Problem — Reproduce all the entries exactly.

-------

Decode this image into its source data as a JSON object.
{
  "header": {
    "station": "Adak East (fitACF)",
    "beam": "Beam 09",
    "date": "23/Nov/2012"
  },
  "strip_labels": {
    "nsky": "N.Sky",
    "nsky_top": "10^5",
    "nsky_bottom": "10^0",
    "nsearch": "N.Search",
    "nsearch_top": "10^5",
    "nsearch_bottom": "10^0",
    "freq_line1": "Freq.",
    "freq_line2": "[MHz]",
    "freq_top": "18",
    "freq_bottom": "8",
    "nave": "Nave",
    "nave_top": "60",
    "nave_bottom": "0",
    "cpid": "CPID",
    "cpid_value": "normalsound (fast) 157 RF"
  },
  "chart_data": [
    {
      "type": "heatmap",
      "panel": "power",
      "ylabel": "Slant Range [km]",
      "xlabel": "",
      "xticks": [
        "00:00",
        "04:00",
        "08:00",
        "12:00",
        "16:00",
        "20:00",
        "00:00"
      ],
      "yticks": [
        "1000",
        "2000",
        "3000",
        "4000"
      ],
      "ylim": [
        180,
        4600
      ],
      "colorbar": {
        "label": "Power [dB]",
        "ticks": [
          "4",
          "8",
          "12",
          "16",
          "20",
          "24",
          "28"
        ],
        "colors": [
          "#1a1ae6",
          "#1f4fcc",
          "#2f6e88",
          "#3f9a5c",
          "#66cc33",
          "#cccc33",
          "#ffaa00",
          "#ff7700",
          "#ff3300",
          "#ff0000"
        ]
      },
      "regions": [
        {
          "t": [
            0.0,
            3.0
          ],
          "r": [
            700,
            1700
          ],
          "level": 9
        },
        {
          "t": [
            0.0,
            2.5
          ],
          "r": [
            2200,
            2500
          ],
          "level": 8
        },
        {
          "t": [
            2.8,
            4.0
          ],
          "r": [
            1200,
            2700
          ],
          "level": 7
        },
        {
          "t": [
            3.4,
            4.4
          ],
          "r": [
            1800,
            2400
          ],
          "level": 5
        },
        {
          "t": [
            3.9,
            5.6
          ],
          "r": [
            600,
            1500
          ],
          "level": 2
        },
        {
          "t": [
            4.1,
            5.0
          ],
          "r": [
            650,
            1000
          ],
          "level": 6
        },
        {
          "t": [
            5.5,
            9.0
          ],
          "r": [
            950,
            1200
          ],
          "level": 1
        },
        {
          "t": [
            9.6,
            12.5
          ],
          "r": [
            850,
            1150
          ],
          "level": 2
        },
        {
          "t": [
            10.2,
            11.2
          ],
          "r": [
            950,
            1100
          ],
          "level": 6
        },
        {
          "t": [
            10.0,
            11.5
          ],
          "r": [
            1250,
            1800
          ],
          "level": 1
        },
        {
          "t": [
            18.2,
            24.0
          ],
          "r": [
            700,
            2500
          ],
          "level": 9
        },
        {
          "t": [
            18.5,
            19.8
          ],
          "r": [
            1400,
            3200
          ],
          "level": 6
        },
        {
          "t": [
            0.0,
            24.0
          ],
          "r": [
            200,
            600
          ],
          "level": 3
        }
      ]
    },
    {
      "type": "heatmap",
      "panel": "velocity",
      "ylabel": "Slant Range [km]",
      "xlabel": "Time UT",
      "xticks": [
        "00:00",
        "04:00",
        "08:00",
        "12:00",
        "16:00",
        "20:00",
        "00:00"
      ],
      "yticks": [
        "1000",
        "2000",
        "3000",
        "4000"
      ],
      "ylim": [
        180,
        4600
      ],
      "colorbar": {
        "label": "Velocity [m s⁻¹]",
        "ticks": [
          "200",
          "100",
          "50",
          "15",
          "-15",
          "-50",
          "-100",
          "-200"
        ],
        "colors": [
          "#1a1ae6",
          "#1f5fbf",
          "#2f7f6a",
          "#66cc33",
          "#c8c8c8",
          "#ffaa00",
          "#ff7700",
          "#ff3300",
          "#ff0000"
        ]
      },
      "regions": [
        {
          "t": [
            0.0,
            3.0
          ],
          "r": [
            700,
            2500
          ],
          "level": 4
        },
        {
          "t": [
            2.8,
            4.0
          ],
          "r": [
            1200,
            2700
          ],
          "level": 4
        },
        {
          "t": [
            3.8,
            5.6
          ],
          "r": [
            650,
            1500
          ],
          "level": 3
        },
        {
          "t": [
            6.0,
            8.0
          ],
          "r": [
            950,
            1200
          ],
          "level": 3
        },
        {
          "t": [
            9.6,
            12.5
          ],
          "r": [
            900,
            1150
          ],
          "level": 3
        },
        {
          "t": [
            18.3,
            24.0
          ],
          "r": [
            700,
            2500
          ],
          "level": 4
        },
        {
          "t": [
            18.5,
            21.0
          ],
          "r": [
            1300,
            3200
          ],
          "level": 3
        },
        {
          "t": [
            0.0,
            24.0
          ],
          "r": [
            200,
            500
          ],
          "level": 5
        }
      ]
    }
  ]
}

-------

Exercise solution —
Decode this image into its source data as a JSON object.
{
  "header": {
    "station": "Adak East (fitACF)",
    "beam": "Beam 09",
    "date": "23/Nov/2012"
  },
  "strip_labels": {
    "nsky": "N.Sky",
    "nsky_top": "10^5",
    "nsky_bottom": "10^0",
    "nsearch": "N.Search",
    "nsearch_top": "10^5",
    "nsearch_bottom": "10^0",
    "freq_line1": "Freq.",
    "freq_line2": "[MHz]",
    "freq_top": "18",
    "freq_bottom": "8",
    "nave": "Nave",
    "nave_top": "60",
    "nave_bottom": "0",
    "cpid": "CPID",
    "cpid_value": "normalsound (fast) 157 RF"
  },
  "chart_data": [
    {
      "type": "heatmap",
      "panel": "power",
      "ylabel": "Slant Range [km]",
      "xlabel": "",
      "xticks": [
        "00:00",
        "04:00",
        "08:00",
        "12:00",
        "16:00",
        "20:00",
        "00:00"
      ],
      "yticks": [
        "1000",
        "2000",
        "3000",
        "4000"
      ],
      "ylim": [
        180,
        4600
      ],
      "colorbar": {
        "label": "Power [dB]",
        "ticks": [
          "4",
          "8",
          "12",
          "16",
          "20",
          "24",
          "28"
        ],
        "colors": [
          "#1a1ae6",
          "#1f4fcc",
          "#2f6e88",
          "#3f9a5c",
          "#66cc33",
          "#cccc33",
          "#ffaa00",
          "#ff7700",
          "#ff3300",
          "#ff0000"
        ]
      },
      "regions": [
        {
          "t": [
            0.0,
            3.0
          ],
          "r": [
            700,
            1700
          ],
          "level": 9
        },
        {
          "t": [
            0.0,
            2.5
          ],
          "r": [
            2200,
            2500
          ],
          "level": 8
        },
        {
          "t": [
            2.8,
            4.0
          ],
          "r": [
            1200,
            2700
          ],
          "level": 7
        },
        {
          "t": [
            3.4,
            4.4
          ],
          "r": [
            1800,
            2400
          ],
          "level": 5
        },
        {
          "t": [
            3.9,
            5.6
          ],
          "r": [
            600,
            1500
          ],
          "level": 2
        },
        {
          "t": [
            4.1,
            5.0
          ],
          "r": [
            650,
            1000
          ],
          "level": 6
        },
        {
          "t": [
            5.5,
            9.0
          ],
          "r": [
            950,
            1200
          ],
          "level": 1
        },
        {
          "t": [
            9.6,
            12.5
          ],
          "r": [
            850,
            1150
          ],
          "level": 2
        },
        {
          "t": [
            10.2,
            11.2
          ],
          "r": [
            950,
            1100
          ],
          "level": 6
        },
        {
          "t": [
            10.0,
            11.5
          ],
          "r": [
            1250,
            1800
          ],
          "level": 1
        },
        {
          "t": [
            18.2,
            24.0
          ],
          "r": [
            700,
            2500
          ],
          "level": 9
        },
        {
          "t": [
            18.5,
            19.8
          ],
          "r": [
            1400,
            3200
          ],
          "level": 6
        },
        {
          "t": [
            0.0,
            24.0
          ],
          "r": [
            200,
            600
          ],
          "level": 3
        }
      ]
    },
    {
      "type": "heatmap",
      "panel": "velocity",
      "ylabel": "Slant Range [km]",
      "xlabel": "Time UT",
      "xticks": [
        "00:00",
        "04:00",
        "08:00",
        "12:00",
        "16:00",
        "20:00",
        "00:00"
      ],
      "yticks": [
        "1000",
        "2000",
        "3000",
        "4000"
      ],
      "ylim": [
        180,
        4600
      ],
      "colorbar": {
        "label": "Velocity [m s⁻¹]",
        "ticks": [
          "200",
          "100",
          "50",
          "15",
          "-15",
          "-50",
          "-100",
          "-200"
        ],
        "colors": [
          "#1a1ae6",
          "#1f5fbf",
          "#2f7f6a",
          "#66cc33",
          "#c8c8c8",
          "#ffaa00",
          "#ff7700",
          "#ff3300",
          "#ff0000"
        ]
      },
      "regions": [
        {
          "t": [
            0.0,
            3.0
          ],
          "r": [
            700,
            2500
          ],
          "level": 4
        },
        {
          "t": [
            2.8,
            4.0
          ],
          "r": [
            1200,
            2700
          ],
          "level": 4
        },
        {
          "t": [
            3.8,
            5.6
          ],
          "r": [
            650,
            1500
          ],
          "level": 3
        },
        {
          "t": [
            6.0,
            8.0
          ],
          "r": [
            950,
            1200
          ],
          "level": 3
        },
        {
          "t": [
            9.6,
            12.5
          ],
          "r": [
            900,
            1150
          ],
          "level": 3
        },
        {
          "t": [
            18.3,
            24.0
          ],
          "r": [
            700,
            2500
          ],
          "level": 4
        },
        {
          "t": [
            18.5,
            21.0
          ],
          "r": [
            1300,
            3200
          ],
          "level": 3
        },
        {
          "t": [
            0.0,
            24.0
          ],
          "r": [
            200,
            500
          ],
          "level": 5
        }
      ]
    }
  ]
}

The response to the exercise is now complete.